▶ _Lavoro richiesto_
[a] Rispondi a queste domande sul brano su Carrère:
(i) In quale città e in quale anno è nato Carrère?
(ii) Con quale editore e in quale anno è uscito Il Regno?
(iii) Dove chiude Carrère i quaderni delle meditazioni?
[b] Nel brano su Carrère, riscrivi il tratto da "In Carrère, gli" fino a "è la religione." scambiando "diari" con "taccuini".
[c] Scrivi il seguito del brano su Carrère e Il Regno, riprendendo dopo la sua ultima frase.

▶ _Brano estratto_
In Carrère, gli intermezzi personali che si snodano lungo sontuose narrazioni - il ragazzo, nato a Parigi nel 1957, ci sa fare - sembrano i diari di un soggetto in analisi che cerca di mettere su carta ansie, paure, simulazioni, bisogni, desideri come insetti morti trafitti ordinatamente dentro teche di vetro. Per ammirarli. E guarire.
In Il Regno (Adelphi, 2015) i diari sono dichiaratamente parte della materia prima del libro: sono i quaderni che l’autore ha compilato a mano in un periodo di fervente praticantato cattolico in seguito a un picco depressivo. In Il regno l’ambito su cui Carrère esercita la sua prima persona è la religione.
Come faccio a essere felice? L’assillo quotidiano. Per scoprirlo va in montagna, frequenta preti di frontiera, medita frammenti di scritture quotidianamente. Prova anche a sposarsi in chiesa e a battezzare i suoi figli. Ha ricevuto un’illuminazione, Dio riempie la sua vita. Ma dopo un po’ la felicità evapora. Torna a essere il vecchio illuminista che era prima della conversione. Chiude i quaderni delle meditazioni in uno scatolone. Tuttavia, da stesso insoddisfatto illuminista si continua a torturare di domande: se la fede è l’oppio dei popoli, perché tante persone ragionevoli la professano? Perché non crediamo (più) nelle spiegazioni del mondo offerte dalla mitologia greca, ma invece nella resurrezione sì? Lo spudorato Carrère si mette a indagare l’origine della religione cristiana. Consulta documenti, saggi, cerca indizi nei romanzi. Restituisce una narrazione coerente, cesellata dal punteruolo del dubbio. E come potrebbe essere altrimenti.

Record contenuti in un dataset
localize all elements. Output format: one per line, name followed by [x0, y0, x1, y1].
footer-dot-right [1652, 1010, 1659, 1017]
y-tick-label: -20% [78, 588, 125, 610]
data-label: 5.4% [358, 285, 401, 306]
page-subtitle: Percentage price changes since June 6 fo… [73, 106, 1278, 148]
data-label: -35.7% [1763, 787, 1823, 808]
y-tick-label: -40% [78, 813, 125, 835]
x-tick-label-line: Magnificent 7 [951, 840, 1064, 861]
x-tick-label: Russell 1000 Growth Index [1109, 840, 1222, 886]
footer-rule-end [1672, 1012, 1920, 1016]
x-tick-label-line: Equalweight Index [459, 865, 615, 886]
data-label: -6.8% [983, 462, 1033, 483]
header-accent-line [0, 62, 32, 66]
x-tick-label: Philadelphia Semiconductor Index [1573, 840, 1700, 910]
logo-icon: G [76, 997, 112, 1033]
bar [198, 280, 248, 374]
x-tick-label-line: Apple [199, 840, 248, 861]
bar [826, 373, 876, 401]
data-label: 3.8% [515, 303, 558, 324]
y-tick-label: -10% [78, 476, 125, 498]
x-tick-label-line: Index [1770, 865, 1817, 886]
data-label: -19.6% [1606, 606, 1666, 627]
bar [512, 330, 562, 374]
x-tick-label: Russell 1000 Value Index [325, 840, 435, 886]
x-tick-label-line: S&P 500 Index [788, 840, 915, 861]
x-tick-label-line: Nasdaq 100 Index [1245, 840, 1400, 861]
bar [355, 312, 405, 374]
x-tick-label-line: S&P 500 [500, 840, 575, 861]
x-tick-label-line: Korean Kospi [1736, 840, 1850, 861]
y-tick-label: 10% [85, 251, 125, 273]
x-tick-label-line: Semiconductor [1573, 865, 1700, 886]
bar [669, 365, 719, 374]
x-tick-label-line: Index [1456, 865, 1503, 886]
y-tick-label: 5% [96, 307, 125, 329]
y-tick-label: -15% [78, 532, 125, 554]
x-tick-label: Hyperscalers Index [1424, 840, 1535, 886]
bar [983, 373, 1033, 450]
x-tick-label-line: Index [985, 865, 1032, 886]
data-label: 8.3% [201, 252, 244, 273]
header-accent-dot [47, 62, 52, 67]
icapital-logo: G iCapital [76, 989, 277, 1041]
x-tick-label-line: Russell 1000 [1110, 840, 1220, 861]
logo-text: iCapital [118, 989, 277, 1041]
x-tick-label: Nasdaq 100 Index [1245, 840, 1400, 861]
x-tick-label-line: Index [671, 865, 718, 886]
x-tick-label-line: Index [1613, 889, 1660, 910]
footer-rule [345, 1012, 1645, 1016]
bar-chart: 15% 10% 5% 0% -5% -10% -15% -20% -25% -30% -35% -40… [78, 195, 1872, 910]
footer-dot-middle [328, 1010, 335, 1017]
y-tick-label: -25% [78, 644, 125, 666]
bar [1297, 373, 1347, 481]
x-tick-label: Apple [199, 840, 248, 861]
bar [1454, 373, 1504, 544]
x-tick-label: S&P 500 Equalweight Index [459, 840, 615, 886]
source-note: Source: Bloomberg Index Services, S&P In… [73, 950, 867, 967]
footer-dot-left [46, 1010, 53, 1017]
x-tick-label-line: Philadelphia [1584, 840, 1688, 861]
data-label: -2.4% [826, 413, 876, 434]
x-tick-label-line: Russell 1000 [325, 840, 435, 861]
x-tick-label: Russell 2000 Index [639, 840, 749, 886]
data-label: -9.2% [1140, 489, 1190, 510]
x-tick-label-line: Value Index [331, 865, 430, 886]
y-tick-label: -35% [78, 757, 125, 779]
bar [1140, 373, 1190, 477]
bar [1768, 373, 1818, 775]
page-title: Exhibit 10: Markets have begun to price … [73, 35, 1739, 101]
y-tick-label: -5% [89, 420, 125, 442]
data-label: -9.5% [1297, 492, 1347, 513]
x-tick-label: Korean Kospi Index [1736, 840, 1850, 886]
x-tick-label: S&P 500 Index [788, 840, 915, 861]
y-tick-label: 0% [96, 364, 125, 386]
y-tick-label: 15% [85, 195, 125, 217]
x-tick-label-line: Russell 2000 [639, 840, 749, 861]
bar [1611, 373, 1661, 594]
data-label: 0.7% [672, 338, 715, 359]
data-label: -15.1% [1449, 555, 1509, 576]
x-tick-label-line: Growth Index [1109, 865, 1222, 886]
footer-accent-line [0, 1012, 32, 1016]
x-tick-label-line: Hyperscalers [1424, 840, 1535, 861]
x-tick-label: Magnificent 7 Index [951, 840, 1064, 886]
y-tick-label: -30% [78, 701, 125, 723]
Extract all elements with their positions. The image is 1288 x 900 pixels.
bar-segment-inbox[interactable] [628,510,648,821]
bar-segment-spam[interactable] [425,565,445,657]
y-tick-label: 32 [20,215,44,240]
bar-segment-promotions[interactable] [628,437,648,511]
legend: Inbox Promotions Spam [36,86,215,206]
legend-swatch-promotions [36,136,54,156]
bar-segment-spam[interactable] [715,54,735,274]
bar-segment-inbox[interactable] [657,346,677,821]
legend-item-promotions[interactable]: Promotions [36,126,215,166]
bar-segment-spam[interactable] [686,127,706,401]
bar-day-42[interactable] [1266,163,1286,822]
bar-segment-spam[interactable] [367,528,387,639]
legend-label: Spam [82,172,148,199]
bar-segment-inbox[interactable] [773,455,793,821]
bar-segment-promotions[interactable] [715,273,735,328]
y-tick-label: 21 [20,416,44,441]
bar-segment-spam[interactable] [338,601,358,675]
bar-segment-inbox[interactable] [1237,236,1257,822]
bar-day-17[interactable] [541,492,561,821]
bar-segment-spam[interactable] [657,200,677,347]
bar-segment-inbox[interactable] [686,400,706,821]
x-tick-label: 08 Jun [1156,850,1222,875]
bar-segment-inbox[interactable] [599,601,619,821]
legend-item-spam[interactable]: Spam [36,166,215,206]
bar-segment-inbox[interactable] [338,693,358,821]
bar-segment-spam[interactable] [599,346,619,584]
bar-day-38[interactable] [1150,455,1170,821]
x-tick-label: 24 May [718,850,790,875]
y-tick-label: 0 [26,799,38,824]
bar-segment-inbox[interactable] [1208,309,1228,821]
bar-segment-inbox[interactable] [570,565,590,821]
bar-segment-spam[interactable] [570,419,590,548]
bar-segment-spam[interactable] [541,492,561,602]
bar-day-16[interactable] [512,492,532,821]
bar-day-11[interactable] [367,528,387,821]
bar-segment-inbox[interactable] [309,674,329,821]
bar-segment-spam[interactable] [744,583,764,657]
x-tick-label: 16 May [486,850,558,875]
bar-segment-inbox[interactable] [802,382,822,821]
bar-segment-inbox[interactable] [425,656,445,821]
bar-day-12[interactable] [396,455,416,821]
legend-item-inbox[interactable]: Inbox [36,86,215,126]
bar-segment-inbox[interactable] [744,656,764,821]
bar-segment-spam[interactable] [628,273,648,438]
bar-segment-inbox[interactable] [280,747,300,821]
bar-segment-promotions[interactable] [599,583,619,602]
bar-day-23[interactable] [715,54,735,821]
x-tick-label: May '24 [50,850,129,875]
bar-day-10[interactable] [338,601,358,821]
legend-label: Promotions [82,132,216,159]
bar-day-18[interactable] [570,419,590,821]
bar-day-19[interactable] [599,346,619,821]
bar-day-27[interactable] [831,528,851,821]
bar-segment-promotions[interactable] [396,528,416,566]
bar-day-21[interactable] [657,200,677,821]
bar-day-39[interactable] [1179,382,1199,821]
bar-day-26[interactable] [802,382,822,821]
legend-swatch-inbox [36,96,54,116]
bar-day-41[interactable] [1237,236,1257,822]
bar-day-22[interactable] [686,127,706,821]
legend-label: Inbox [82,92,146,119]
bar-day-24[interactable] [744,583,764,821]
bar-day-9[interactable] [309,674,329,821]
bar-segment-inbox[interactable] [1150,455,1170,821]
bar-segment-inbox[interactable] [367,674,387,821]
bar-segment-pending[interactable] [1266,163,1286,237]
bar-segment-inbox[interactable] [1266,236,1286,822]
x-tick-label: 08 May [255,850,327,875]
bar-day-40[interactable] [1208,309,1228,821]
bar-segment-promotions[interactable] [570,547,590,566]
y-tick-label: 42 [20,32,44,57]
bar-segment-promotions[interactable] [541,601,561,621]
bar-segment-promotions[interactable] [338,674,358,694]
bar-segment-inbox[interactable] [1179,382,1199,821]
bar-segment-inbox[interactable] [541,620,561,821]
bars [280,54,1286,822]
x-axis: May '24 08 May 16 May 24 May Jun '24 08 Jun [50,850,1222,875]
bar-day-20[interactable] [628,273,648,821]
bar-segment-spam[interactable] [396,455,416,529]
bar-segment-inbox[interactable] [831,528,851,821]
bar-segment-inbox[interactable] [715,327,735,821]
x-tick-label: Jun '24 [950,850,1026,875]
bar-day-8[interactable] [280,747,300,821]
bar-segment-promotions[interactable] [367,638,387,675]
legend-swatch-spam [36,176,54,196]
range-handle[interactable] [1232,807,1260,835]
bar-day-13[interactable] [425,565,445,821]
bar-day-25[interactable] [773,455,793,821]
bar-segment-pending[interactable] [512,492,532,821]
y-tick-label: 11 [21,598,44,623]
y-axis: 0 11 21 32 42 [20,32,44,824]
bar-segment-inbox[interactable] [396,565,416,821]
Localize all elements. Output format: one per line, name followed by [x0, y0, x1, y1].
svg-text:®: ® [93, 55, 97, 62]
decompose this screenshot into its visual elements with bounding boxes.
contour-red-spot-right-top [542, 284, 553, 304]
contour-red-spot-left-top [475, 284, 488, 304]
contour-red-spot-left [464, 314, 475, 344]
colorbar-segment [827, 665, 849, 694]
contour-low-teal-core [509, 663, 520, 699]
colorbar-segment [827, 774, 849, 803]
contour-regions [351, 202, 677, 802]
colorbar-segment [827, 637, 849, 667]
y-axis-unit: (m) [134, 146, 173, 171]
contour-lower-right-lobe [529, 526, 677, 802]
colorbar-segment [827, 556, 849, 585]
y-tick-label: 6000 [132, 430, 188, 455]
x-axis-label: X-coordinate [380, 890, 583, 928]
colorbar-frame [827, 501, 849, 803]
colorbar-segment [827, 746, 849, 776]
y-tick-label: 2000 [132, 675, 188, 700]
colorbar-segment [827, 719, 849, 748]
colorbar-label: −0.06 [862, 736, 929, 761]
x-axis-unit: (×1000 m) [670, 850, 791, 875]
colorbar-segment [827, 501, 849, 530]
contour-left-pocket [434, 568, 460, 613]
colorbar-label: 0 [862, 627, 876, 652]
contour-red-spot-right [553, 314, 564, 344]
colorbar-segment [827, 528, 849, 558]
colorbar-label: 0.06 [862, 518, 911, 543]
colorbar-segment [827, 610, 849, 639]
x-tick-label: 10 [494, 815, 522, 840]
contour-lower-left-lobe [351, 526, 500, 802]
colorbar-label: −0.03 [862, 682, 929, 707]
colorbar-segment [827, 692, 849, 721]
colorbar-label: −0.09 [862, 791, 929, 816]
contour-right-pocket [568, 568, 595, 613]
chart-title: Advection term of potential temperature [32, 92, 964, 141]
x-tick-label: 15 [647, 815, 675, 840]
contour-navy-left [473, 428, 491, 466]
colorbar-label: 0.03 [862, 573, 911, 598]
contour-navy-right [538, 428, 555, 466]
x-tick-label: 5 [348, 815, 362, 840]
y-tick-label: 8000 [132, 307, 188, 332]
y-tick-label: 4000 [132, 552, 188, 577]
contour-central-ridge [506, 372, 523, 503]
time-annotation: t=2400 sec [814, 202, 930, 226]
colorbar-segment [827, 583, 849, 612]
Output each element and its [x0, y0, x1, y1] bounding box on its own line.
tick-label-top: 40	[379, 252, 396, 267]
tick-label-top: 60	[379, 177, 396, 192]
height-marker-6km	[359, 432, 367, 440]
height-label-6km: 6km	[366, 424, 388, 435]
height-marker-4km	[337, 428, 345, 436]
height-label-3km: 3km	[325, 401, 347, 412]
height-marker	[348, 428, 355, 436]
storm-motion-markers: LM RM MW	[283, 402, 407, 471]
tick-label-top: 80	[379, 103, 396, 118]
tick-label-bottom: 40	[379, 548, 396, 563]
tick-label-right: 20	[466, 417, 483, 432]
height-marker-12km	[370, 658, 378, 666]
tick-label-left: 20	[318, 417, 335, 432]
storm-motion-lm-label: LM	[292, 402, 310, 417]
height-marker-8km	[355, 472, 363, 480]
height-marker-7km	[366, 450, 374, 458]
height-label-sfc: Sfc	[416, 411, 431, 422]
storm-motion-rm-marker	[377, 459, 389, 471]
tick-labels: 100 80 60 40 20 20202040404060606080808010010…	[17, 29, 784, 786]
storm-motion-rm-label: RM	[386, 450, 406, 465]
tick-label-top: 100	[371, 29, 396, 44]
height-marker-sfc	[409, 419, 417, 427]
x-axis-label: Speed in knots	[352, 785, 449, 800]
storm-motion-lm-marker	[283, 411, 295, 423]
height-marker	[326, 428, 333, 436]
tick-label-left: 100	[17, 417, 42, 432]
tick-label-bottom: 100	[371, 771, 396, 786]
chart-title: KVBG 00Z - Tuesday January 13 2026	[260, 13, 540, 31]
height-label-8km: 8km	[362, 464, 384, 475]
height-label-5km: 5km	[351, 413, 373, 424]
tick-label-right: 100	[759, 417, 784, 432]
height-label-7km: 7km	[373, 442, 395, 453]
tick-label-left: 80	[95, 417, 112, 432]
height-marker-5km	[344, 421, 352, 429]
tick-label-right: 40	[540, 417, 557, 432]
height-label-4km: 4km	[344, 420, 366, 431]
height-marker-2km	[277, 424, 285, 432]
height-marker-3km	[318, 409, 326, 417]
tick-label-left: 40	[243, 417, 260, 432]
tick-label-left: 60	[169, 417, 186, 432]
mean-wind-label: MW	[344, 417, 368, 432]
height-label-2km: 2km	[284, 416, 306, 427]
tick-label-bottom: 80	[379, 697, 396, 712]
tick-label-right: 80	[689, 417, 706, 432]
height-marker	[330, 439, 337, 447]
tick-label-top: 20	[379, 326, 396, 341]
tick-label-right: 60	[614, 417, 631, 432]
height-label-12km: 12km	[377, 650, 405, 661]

▶ _Elenco risposte_
[a]
(i) A Parigi, nel 1957.
(ii) Con Adelphi, nel 2015.
(iii) In uno scatolone.

[b]
In Carrère, gli intermezzi personali che si snodano lungo sontuose narrazioni - il ragazzo, nato a Parigi nel 1957, ci sa fare - sembrano i taccuini di un soggetto in analisi che cerca di mettere su carta ansie, paure, simulazioni, bisogni, desideri come insetti morti trafitti ordinatamente dentro teche di vetro. Per ammirarli. E guarire.
In Il Regno (Adelphi, 2015) i taccuini sono dichiaratamente parte della materia prima del libro: sono i quaderni che l’autore ha compilato a mano in un periodo di fervente praticantato cattolico in seguito a un picco depressivo. In Il regno l’ambito su cui Carrère esercita la sua prima persona è la religione.

[c]
Paolo, il suo protagonista, è un ebreo tarchiato, goffo, calvo che a un certo punto della sua vita ha una visione: Gesù lo chiama. Così si mette a divulgare la lieta novella: Cristo risorto, cari i miei ebrei, e voi non l’avete riconosciuto. E tra poco arriverà la fine dei tempi. Paolo fa di questa missione la sua ragione di vita. È uno di quelli che al giorno d’oggi chiameremmo fanatici. O un Beppe Grillo della religione. La sua fede, un ebraismo corretto, attrae anche qualche greco stanco di dei razionali e antropomorfi. Fascinazioni New Age ante litteram.
Paolo guadagna seguaci, come un maestro di arti marziali, ed in contrapposizione con la scuola di Pietro, Giacomo, Giovanni e gli altri: gli apostoli di Gesù, la chiesa di Gerusalemme. Non lo sapevate? Il vecchio investigatore illuminista vi apre gli occhi. Vi svela che ciò che i romani non sopportavano dei primi cristiani è che sembravano capaci di accettare la cattiva sorte con il sorriso sulle labbra. Lo scandalo della felicità. Carrère si fa testimone, mite osservatore. Ma forse già ride sotto ai baffi. Già sa che non funziona. O forse sì?